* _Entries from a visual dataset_
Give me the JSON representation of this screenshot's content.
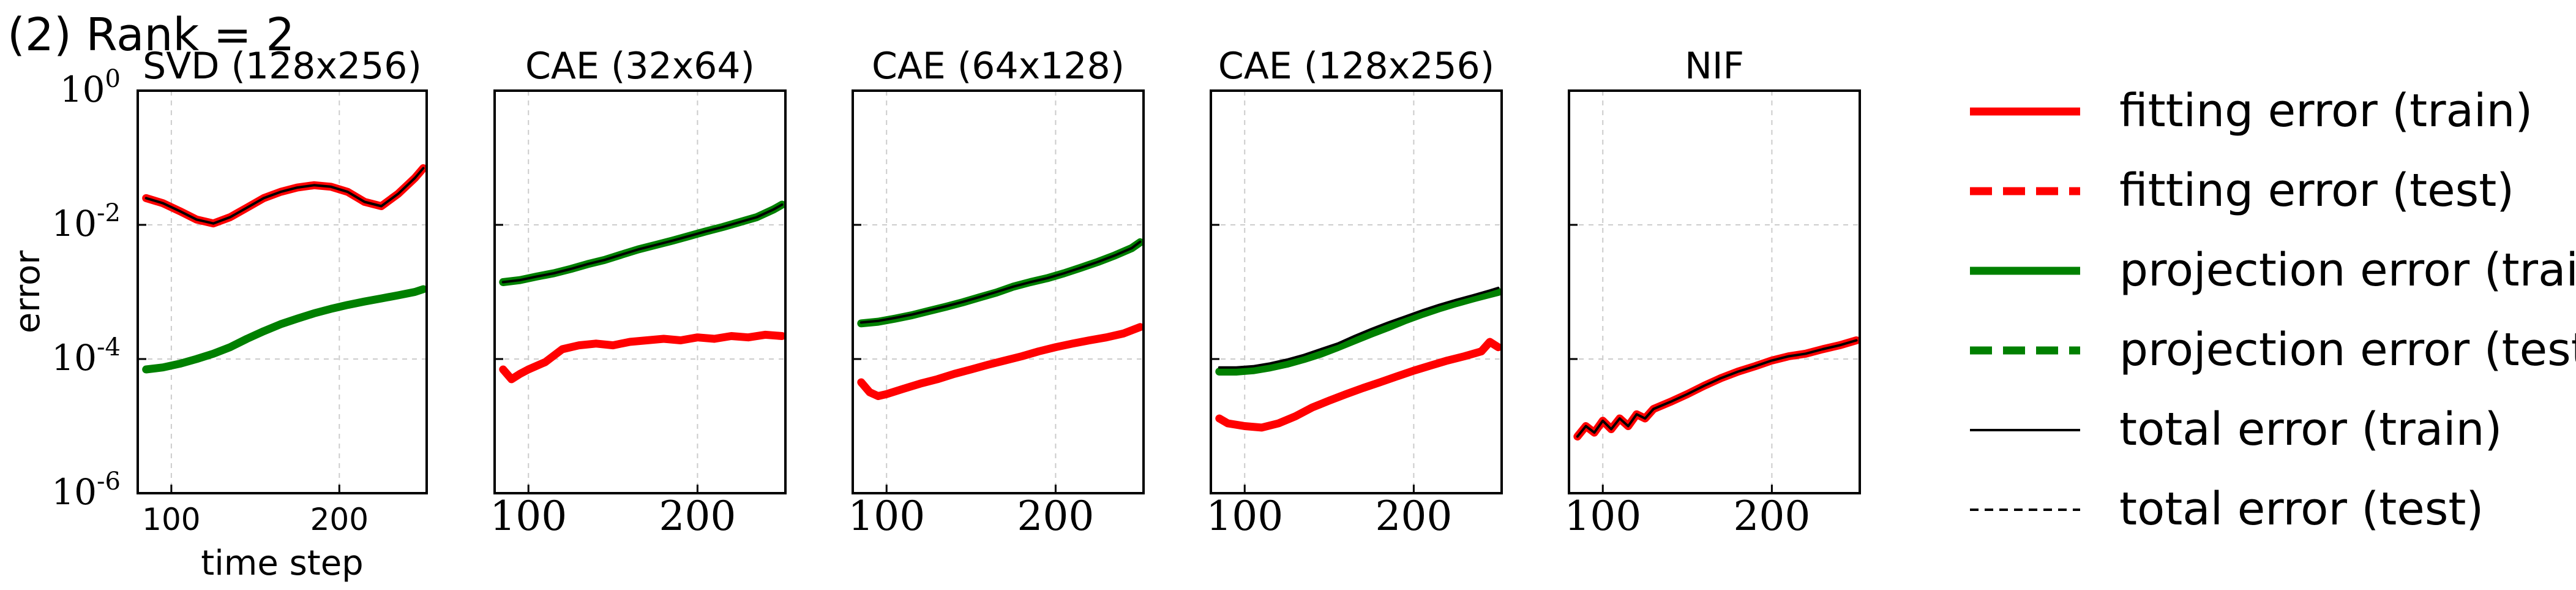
{
  "figure_label": "(2) Rank = 2",
  "colors": {
    "fitting": "#ff0000",
    "projection": "#008000",
    "total": "#000000",
    "grid": "#cccccc"
  },
  "legend": {
    "placement": "right",
    "items": [
      {
        "label": "fitting error (train)",
        "color": "#ff0000",
        "style": "solid",
        "weight": "thick"
      },
      {
        "label": "fitting error (test)",
        "color": "#ff0000",
        "style": "dashed",
        "weight": "thick"
      },
      {
        "label": "projection error (train)",
        "color": "#008000",
        "style": "solid",
        "weight": "thick"
      },
      {
        "label": "projection error (test)",
        "color": "#008000",
        "style": "dashed",
        "weight": "thick"
      },
      {
        "label": "total error (train)",
        "color": "#000000",
        "style": "solid",
        "weight": "thin"
      },
      {
        "label": "total error (test)",
        "color": "#000000",
        "style": "dashed",
        "weight": "thin"
      }
    ]
  },
  "chart_data": [
    {
      "type": "line",
      "title": "SVD (128x256)",
      "xlabel": "time step",
      "ylabel": "error",
      "xlim": [
        80,
        252
      ],
      "ylim": [
        1e-06,
        1
      ],
      "yscale": "log",
      "xticks": [
        100,
        200
      ],
      "yticks": [
        1e-06,
        0.0001,
        0.01,
        1
      ],
      "ytick_labels": [
        "10^-6",
        "10^-4",
        "10^-2",
        "10^0"
      ],
      "grid": true,
      "series": [
        {
          "name": "fitting error (train)",
          "x": [
            85,
            95,
            105,
            115,
            125,
            135,
            145,
            155,
            165,
            175,
            185,
            195,
            205,
            215,
            225,
            235,
            245,
            250
          ],
          "y": [
            0.025,
            0.021,
            0.016,
            0.012,
            0.0105,
            0.013,
            0.018,
            0.025,
            0.031,
            0.036,
            0.039,
            0.037,
            0.031,
            0.022,
            0.019,
            0.029,
            0.05,
            0.07
          ]
        },
        {
          "name": "projection error (train)",
          "x": [
            85,
            95,
            105,
            115,
            125,
            135,
            145,
            155,
            165,
            175,
            185,
            195,
            205,
            215,
            225,
            235,
            245,
            250
          ],
          "y": [
            7e-05,
            7.5e-05,
            8.5e-05,
            0.0001,
            0.00012,
            0.00015,
            0.0002,
            0.00026,
            0.00033,
            0.0004,
            0.00048,
            0.00056,
            0.00064,
            0.00072,
            0.0008,
            0.00089,
            0.001,
            0.0011
          ]
        },
        {
          "name": "total error (train)",
          "x": [
            85,
            95,
            105,
            115,
            125,
            135,
            145,
            155,
            165,
            175,
            185,
            195,
            205,
            215,
            225,
            235,
            245,
            250
          ],
          "y": [
            0.025,
            0.021,
            0.016,
            0.012,
            0.0105,
            0.013,
            0.018,
            0.025,
            0.031,
            0.036,
            0.039,
            0.037,
            0.031,
            0.022,
            0.019,
            0.029,
            0.05,
            0.07
          ]
        }
      ]
    },
    {
      "type": "line",
      "title": "CAE (32x64)",
      "xlim": [
        80,
        252
      ],
      "ylim": [
        1e-06,
        1
      ],
      "yscale": "log",
      "xticks": [
        100,
        200
      ],
      "grid": true,
      "series": [
        {
          "name": "fitting error (train)",
          "x": [
            85,
            90,
            95,
            100,
            110,
            120,
            130,
            140,
            150,
            160,
            170,
            180,
            190,
            200,
            210,
            220,
            230,
            240,
            250
          ],
          "y": [
            7e-05,
            5e-05,
            6e-05,
            7e-05,
            9e-05,
            0.00014,
            0.00016,
            0.00017,
            0.00016,
            0.00018,
            0.00019,
            0.0002,
            0.00019,
            0.00021,
            0.0002,
            0.00022,
            0.00021,
            0.00023,
            0.00022
          ]
        },
        {
          "name": "projection error (train)",
          "x": [
            85,
            95,
            105,
            115,
            125,
            135,
            145,
            155,
            165,
            175,
            185,
            195,
            205,
            215,
            225,
            235,
            245,
            250
          ],
          "y": [
            0.0014,
            0.0015,
            0.0017,
            0.0019,
            0.0022,
            0.0026,
            0.003,
            0.0036,
            0.0043,
            0.005,
            0.0058,
            0.0068,
            0.008,
            0.0093,
            0.011,
            0.013,
            0.017,
            0.02
          ]
        },
        {
          "name": "total error (train)",
          "x": [
            85,
            95,
            105,
            115,
            125,
            135,
            145,
            155,
            165,
            175,
            185,
            195,
            205,
            215,
            225,
            235,
            245,
            250
          ],
          "y": [
            0.0014,
            0.0015,
            0.0017,
            0.0019,
            0.0022,
            0.0026,
            0.003,
            0.0036,
            0.0043,
            0.005,
            0.0058,
            0.0068,
            0.008,
            0.0093,
            0.011,
            0.013,
            0.017,
            0.02
          ]
        }
      ]
    },
    {
      "type": "line",
      "title": "CAE (64x128)",
      "xlim": [
        80,
        252
      ],
      "ylim": [
        1e-06,
        1
      ],
      "yscale": "log",
      "xticks": [
        100,
        200
      ],
      "grid": true,
      "series": [
        {
          "name": "fitting error (train)",
          "x": [
            85,
            90,
            95,
            100,
            110,
            120,
            130,
            140,
            150,
            160,
            170,
            180,
            190,
            200,
            210,
            220,
            230,
            240,
            250
          ],
          "y": [
            4.5e-05,
            3.2e-05,
            2.8e-05,
            3e-05,
            3.6e-05,
            4.3e-05,
            5e-05,
            6e-05,
            7e-05,
            8.2e-05,
            9.5e-05,
            0.00011,
            0.00013,
            0.00015,
            0.00017,
            0.00019,
            0.00021,
            0.00024,
            0.0003
          ]
        },
        {
          "name": "projection error (train)",
          "x": [
            85,
            95,
            105,
            115,
            125,
            135,
            145,
            155,
            165,
            175,
            185,
            195,
            205,
            215,
            225,
            235,
            245,
            250
          ],
          "y": [
            0.00034,
            0.00036,
            0.0004,
            0.00045,
            0.00052,
            0.0006,
            0.0007,
            0.00083,
            0.00098,
            0.0012,
            0.0014,
            0.0016,
            0.0019,
            0.0023,
            0.0028,
            0.0035,
            0.0045,
            0.0055
          ]
        },
        {
          "name": "total error (train)",
          "x": [
            85,
            95,
            105,
            115,
            125,
            135,
            145,
            155,
            165,
            175,
            185,
            195,
            205,
            215,
            225,
            235,
            245,
            250
          ],
          "y": [
            0.00035,
            0.00037,
            0.00041,
            0.00046,
            0.00053,
            0.00061,
            0.00071,
            0.00084,
            0.001,
            0.0012,
            0.0014,
            0.0016,
            0.0019,
            0.0023,
            0.0028,
            0.0035,
            0.0045,
            0.0056
          ]
        }
      ]
    },
    {
      "type": "line",
      "title": "CAE (128x256)",
      "xlim": [
        80,
        252
      ],
      "ylim": [
        1e-06,
        1
      ],
      "yscale": "log",
      "xticks": [
        100,
        200
      ],
      "grid": true,
      "series": [
        {
          "name": "fitting error (train)",
          "x": [
            85,
            90,
            100,
            110,
            120,
            130,
            140,
            150,
            160,
            170,
            180,
            190,
            200,
            210,
            220,
            230,
            240,
            245,
            250
          ],
          "y": [
            1.3e-05,
            1.1e-05,
            1e-05,
            9.5e-06,
            1.1e-05,
            1.4e-05,
            1.9e-05,
            2.4e-05,
            3e-05,
            3.7e-05,
            4.5e-05,
            5.5e-05,
            6.7e-05,
            8e-05,
            9.5e-05,
            0.00011,
            0.00013,
            0.00018,
            0.00015
          ]
        },
        {
          "name": "projection error (train)",
          "x": [
            85,
            95,
            105,
            115,
            125,
            135,
            145,
            155,
            165,
            175,
            185,
            195,
            205,
            215,
            225,
            235,
            245,
            250
          ],
          "y": [
            6.5e-05,
            6.5e-05,
            6.8e-05,
            7.5e-05,
            8.5e-05,
            0.0001,
            0.00012,
            0.00015,
            0.00019,
            0.00024,
            0.0003,
            0.00038,
            0.00047,
            0.00057,
            0.00068,
            0.0008,
            0.00093,
            0.001
          ]
        },
        {
          "name": "total error (train)",
          "x": [
            85,
            95,
            105,
            115,
            125,
            135,
            145,
            155,
            165,
            175,
            185,
            195,
            205,
            215,
            225,
            235,
            245,
            250
          ],
          "y": [
            7.5e-05,
            7.5e-05,
            7.8e-05,
            8.6e-05,
            9.8e-05,
            0.000115,
            0.00014,
            0.00017,
            0.00022,
            0.00028,
            0.00035,
            0.00043,
            0.00053,
            0.00064,
            0.00076,
            0.00089,
            0.00105,
            0.00115
          ]
        }
      ]
    },
    {
      "type": "line",
      "title": "NIF",
      "xlim": [
        80,
        252
      ],
      "ylim": [
        1e-06,
        1
      ],
      "yscale": "log",
      "xticks": [
        100,
        200
      ],
      "grid": true,
      "series": [
        {
          "name": "fitting error (train)",
          "x": [
            85,
            90,
            95,
            100,
            105,
            110,
            115,
            120,
            125,
            130,
            140,
            150,
            160,
            170,
            180,
            190,
            200,
            210,
            220,
            230,
            240,
            250
          ],
          "y": [
            7e-06,
            1e-05,
            8e-06,
            1.2e-05,
            9e-06,
            1.3e-05,
            1e-05,
            1.5e-05,
            1.3e-05,
            1.8e-05,
            2.3e-05,
            3e-05,
            4e-05,
            5.2e-05,
            6.5e-05,
            7.8e-05,
            9.5e-05,
            0.00011,
            0.00012,
            0.00014,
            0.00016,
            0.00019
          ]
        },
        {
          "name": "total error (train)",
          "x": [
            85,
            90,
            95,
            100,
            105,
            110,
            115,
            120,
            125,
            130,
            140,
            150,
            160,
            170,
            180,
            190,
            200,
            210,
            220,
            230,
            240,
            250
          ],
          "y": [
            7e-06,
            1e-05,
            8e-06,
            1.2e-05,
            9e-06,
            1.3e-05,
            1e-05,
            1.5e-05,
            1.3e-05,
            1.8e-05,
            2.3e-05,
            3e-05,
            4e-05,
            5.2e-05,
            6.5e-05,
            7.8e-05,
            9.5e-05,
            0.00011,
            0.00012,
            0.00014,
            0.00016,
            0.00019
          ]
        }
      ]
    }
  ]
}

* _Problem statement_
Copy each line of the listing that includes "title".

* _Response to the task_
      "title": "SVD (128x256)",
      "title": "CAE (32x64)",
      "title": "CAE (64x128)",
      "title": "CAE (128x256)",
      "title": "NIF",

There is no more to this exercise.